### Record extracts
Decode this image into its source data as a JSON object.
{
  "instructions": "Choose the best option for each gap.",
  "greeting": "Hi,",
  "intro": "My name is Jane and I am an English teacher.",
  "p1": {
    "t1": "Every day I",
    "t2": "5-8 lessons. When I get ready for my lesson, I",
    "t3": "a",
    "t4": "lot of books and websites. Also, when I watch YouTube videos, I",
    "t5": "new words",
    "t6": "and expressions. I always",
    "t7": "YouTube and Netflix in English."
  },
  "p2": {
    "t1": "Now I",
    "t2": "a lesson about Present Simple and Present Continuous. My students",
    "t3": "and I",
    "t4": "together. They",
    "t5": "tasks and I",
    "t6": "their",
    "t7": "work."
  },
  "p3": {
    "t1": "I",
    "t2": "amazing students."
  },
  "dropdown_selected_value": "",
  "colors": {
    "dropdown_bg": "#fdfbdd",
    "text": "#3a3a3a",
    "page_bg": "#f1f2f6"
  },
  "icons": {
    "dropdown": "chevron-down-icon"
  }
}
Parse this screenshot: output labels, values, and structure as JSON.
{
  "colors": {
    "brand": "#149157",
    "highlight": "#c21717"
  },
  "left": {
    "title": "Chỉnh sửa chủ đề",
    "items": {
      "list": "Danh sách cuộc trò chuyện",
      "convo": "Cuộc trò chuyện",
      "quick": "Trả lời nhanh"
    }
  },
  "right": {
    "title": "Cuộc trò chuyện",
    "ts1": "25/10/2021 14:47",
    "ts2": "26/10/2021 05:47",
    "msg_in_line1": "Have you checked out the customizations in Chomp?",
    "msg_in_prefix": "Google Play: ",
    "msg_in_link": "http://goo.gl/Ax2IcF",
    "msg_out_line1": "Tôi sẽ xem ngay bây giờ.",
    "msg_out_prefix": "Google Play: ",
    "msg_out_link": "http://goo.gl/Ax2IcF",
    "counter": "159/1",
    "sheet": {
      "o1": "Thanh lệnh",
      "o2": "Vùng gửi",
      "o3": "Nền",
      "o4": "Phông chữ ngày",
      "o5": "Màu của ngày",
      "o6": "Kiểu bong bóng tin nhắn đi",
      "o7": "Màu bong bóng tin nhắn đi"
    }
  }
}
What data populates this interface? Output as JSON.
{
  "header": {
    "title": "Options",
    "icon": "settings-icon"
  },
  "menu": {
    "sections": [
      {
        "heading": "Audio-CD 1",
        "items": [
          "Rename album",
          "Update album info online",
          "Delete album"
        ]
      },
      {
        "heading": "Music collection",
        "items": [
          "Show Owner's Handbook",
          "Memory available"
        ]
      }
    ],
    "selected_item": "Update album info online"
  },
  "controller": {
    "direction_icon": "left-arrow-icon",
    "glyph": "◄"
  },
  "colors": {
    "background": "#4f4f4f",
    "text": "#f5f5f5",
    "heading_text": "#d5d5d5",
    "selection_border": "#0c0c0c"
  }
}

### Directive
Report how many lines of the data contain the word "English", using the number alone.

### The answer
2